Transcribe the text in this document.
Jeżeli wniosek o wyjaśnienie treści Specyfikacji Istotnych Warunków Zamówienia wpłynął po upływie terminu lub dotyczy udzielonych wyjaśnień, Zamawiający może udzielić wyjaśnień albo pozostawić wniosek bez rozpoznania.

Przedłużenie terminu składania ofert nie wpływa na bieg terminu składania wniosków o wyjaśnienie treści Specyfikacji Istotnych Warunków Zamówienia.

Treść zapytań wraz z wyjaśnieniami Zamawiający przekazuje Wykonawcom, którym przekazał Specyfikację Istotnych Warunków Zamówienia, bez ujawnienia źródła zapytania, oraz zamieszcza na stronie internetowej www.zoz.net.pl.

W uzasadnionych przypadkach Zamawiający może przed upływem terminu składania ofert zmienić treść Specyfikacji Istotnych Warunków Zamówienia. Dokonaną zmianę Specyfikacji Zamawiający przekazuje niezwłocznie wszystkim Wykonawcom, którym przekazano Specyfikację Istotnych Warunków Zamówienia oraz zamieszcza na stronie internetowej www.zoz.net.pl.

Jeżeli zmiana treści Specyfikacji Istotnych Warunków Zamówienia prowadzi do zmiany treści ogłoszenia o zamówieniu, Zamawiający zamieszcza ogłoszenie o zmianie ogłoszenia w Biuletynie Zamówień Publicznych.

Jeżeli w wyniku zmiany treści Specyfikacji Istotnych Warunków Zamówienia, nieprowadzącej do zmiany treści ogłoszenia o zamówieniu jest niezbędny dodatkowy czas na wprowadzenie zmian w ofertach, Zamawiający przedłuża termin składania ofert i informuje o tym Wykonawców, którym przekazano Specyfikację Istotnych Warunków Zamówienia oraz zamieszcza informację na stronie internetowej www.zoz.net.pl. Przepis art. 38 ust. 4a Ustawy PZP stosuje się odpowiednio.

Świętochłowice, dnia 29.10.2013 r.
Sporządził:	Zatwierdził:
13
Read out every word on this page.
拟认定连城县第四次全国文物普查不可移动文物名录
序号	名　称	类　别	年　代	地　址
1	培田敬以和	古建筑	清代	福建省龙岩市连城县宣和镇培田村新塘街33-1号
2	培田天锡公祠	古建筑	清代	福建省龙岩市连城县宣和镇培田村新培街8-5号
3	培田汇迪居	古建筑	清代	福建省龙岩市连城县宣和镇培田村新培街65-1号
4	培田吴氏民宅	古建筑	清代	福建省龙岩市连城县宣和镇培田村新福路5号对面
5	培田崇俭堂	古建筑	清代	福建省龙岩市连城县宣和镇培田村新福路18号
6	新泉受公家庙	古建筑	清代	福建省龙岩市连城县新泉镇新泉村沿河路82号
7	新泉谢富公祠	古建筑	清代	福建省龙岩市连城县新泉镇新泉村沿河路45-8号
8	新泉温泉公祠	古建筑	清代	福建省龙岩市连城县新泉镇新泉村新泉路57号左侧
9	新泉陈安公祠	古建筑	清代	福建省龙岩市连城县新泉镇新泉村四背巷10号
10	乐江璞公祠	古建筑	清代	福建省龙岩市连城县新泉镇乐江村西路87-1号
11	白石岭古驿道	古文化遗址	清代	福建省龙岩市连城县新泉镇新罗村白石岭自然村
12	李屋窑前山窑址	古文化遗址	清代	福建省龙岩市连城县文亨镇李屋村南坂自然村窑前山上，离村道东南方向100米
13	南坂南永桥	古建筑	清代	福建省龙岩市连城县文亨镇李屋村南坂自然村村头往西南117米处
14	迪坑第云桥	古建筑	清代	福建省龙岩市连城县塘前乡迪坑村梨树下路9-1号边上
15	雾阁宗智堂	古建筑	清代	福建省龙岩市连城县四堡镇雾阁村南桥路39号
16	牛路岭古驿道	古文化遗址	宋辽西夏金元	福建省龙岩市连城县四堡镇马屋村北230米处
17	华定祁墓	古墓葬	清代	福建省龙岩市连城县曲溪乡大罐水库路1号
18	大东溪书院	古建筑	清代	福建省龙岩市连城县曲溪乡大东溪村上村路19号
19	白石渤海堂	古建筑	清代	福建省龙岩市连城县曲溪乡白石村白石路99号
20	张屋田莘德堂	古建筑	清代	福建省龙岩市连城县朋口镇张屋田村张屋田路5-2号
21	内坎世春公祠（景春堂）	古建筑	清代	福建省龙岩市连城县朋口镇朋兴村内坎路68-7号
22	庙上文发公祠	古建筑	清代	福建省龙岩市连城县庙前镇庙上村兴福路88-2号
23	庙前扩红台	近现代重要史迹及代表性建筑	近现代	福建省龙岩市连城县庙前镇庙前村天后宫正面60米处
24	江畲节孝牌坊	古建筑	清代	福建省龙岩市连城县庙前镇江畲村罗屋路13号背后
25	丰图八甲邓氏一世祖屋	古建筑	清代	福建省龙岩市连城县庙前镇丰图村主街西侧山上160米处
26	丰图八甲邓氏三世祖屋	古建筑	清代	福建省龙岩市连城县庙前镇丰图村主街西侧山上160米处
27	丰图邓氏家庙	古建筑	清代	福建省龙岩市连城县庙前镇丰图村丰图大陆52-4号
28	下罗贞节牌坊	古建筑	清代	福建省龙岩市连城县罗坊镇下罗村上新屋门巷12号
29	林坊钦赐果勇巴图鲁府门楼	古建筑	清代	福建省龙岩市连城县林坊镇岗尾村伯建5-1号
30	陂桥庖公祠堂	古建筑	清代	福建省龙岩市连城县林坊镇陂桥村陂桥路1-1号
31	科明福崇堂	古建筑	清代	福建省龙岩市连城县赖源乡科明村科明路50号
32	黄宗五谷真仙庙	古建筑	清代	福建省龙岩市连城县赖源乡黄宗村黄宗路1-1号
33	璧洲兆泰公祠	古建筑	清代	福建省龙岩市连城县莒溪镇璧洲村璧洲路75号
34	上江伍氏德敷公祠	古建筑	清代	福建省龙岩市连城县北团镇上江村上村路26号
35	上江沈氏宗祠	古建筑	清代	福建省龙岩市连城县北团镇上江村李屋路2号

----

## WORK INSTRUCTIONS
Retype exactly, please, each line from the line that contains "Read out every word on this page." through the last line of the entries above, with nothing added.

## SOLVED EXERCISE
Read out every word on this page.
拟认定连城县第四次全国文物普查不可移动文物名录
序号	名　称	类　别	年　代	地　址
1	培田敬以和	古建筑	清代	福建省龙岩市连城县宣和镇培田村新塘街33-1号
2	培田天锡公祠	古建筑	清代	福建省龙岩市连城县宣和镇培田村新培街8-5号
3	培田汇迪居	古建筑	清代	福建省龙岩市连城县宣和镇培田村新培街65-1号
4	培田吴氏民宅	古建筑	清代	福建省龙岩市连城县宣和镇培田村新福路5号对面
5	培田崇俭堂	古建筑	清代	福建省龙岩市连城县宣和镇培田村新福路18号
6	新泉受公家庙	古建筑	清代	福建省龙岩市连城县新泉镇新泉村沿河路82号
7	新泉谢富公祠	古建筑	清代	福建省龙岩市连城县新泉镇新泉村沿河路45-8号
8	新泉温泉公祠	古建筑	清代	福建省龙岩市连城县新泉镇新泉村新泉路57号左侧
9	新泉陈安公祠	古建筑	清代	福建省龙岩市连城县新泉镇新泉村四背巷10号
10	乐江璞公祠	古建筑	清代	福建省龙岩市连城县新泉镇乐江村西路87-1号
11	白石岭古驿道	古文化遗址	清代	福建省龙岩市连城县新泉镇新罗村白石岭自然村
12	李屋窑前山窑址	古文化遗址	清代	福建省龙岩市连城县文亨镇李屋村南坂自然村窑前山上，离村道东南方向100米
13	南坂南永桥	古建筑	清代	福建省龙岩市连城县文亨镇李屋村南坂自然村村头往西南117米处
14	迪坑第云桥	古建筑	清代	福建省龙岩市连城县塘前乡迪坑村梨树下路9-1号边上
15	雾阁宗智堂	古建筑	清代	福建省龙岩市连城县四堡镇雾阁村南桥路39号
16	牛路岭古驿道	古文化遗址	宋辽西夏金元	福建省龙岩市连城县四堡镇马屋村北230米处
17	华定祁墓	古墓葬	清代	福建省龙岩市连城县曲溪乡大罐水库路1号
18	大东溪书院	古建筑	清代	福建省龙岩市连城县曲溪乡大东溪村上村路19号
19	白石渤海堂	古建筑	清代	福建省龙岩市连城县曲溪乡白石村白石路99号
20	张屋田莘德堂	古建筑	清代	福建省龙岩市连城县朋口镇张屋田村张屋田路5-2号
21	内坎世春公祠（景春堂）	古建筑	清代	福建省龙岩市连城县朋口镇朋兴村内坎路68-7号
22	庙上文发公祠	古建筑	清代	福建省龙岩市连城县庙前镇庙上村兴福路88-2号
23	庙前扩红台	近现代重要史迹及代表性建筑	近现代	福建省龙岩市连城县庙前镇庙前村天后宫正面60米处
24	江畲节孝牌坊	古建筑	清代	福建省龙岩市连城县庙前镇江畲村罗屋路13号背后
25	丰图八甲邓氏一世祖屋	古建筑	清代	福建省龙岩市连城县庙前镇丰图村主街西侧山上160米处
26	丰图八甲邓氏三世祖屋	古建筑	清代	福建省龙岩市连城县庙前镇丰图村主街西侧山上160米处
27	丰图邓氏家庙	古建筑	清代	福建省龙岩市连城县庙前镇丰图村丰图大陆52-4号
28	下罗贞节牌坊	古建筑	清代	福建省龙岩市连城县罗坊镇下罗村上新屋门巷12号
29	林坊钦赐果勇巴图鲁府门楼	古建筑	清代	福建省龙岩市连城县林坊镇岗尾村伯建5-1号
30	陂桥庖公祠堂	古建筑	清代	福建省龙岩市连城县林坊镇陂桥村陂桥路1-1号
31	科明福崇堂	古建筑	清代	福建省龙岩市连城县赖源乡科明村科明路50号
32	黄宗五谷真仙庙	古建筑	清代	福建省龙岩市连城县赖源乡黄宗村黄宗路1-1号
33	璧洲兆泰公祠	古建筑	清代	福建省龙岩市连城县莒溪镇璧洲村璧洲路75号
34	上江伍氏德敷公祠	古建筑	清代	福建省龙岩市连城县北团镇上江村上村路26号
35	上江沈氏宗祠	古建筑	清代	福建省龙岩市连城县北团镇上江村李屋路2号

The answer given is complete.